*EXERCISE REQUIREMENTS*
[A] List the actions Caitlyn describes taking during the play against the University of Missouri-St. Louis, as recounted in the softball scar story.
[B] Pick up the softball scar story after its final sentence and carry it forward.
*** TEXT ***
Caitlyn was asked if there was any instance that possibly made the scar so prominent. She replied, “There was a play when we were playing the University of Missouri-St. Louis, a girl hit the ball up the middle and I dived to stop the ball. When I got up to throw the ball, I didn’t feel anything at that time but when I got back to the dugout my teammate told me my whole pant leg was bloody. I lifted my pant leg up and the scrape was about 2 layers of skin deep and wouldn’t stop bleeding.”

Scars never go away unless a person gets surgery or gets a cream to help it fade. Caitlyn stated, “I will always remember how I got this scar, but I’m proud of it because I love the sport and all the injuries that go along with it. It’s all part of the love of the game.”
*** SUPPLIED INFORMATION ***
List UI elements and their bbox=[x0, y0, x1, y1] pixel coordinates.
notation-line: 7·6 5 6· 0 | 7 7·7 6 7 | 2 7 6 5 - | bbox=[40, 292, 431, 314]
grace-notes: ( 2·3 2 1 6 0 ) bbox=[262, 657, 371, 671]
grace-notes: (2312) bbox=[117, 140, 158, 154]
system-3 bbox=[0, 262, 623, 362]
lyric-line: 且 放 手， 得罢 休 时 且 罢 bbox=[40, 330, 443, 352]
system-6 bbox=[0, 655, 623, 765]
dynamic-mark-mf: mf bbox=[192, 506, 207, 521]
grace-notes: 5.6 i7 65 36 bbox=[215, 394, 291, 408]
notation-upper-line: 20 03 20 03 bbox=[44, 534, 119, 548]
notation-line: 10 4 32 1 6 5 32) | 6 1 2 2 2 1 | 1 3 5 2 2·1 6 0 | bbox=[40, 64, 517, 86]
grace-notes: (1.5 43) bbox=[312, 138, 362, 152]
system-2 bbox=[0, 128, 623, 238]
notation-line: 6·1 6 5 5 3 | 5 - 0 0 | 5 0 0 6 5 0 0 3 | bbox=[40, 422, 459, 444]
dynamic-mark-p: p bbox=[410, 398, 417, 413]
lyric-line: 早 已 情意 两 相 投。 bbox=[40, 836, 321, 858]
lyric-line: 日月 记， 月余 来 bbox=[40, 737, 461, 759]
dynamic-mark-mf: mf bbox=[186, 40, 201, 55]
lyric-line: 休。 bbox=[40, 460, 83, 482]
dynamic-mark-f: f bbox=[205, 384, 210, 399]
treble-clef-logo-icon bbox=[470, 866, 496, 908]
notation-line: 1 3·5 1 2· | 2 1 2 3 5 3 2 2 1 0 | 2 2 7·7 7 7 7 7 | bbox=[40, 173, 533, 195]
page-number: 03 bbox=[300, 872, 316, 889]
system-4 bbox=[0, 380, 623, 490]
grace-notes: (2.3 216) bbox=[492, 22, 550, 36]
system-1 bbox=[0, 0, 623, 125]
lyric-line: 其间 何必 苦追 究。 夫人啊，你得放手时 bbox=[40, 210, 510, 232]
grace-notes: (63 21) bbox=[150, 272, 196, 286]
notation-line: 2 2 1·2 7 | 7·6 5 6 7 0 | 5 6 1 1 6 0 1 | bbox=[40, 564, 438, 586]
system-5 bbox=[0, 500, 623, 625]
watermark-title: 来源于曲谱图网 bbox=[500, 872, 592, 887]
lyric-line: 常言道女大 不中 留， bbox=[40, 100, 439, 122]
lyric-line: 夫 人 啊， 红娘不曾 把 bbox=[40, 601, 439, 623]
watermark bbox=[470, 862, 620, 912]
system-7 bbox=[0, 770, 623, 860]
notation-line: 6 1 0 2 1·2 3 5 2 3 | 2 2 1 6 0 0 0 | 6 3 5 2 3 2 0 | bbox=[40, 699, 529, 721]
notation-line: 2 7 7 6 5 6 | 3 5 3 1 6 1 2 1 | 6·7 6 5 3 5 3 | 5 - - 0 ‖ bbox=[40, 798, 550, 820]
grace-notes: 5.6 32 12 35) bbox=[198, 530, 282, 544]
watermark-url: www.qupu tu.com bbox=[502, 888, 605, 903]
***
*ANSWER LIST*
[A]
- dived to stop the ball
- got up to throw the ball
- got back to the dugout
- lifted the pant leg up

[B]
Another McKendree softball athlete, centerfielder/third-baseman Abbie Bailey, has a permanent scar on her elbow from a surgery.  “Last year I was up to bat and I got hit by a pitch right in the wrist in the game against Truman State University. I ended up breaking my wrist, having to be out the whole season and getting surgery.” Abbie had to deal with the upset of being out her whole freshman season just because of an injury. This scar reminds her of the pain and the passion she has for her sport. It also helps her remember to wear a guard on her arm so she does not have to get hurt like this again. Now that she has gone through physical therapy and learning how to throw again, she is the starting centerfielder for McKendree’s softball team.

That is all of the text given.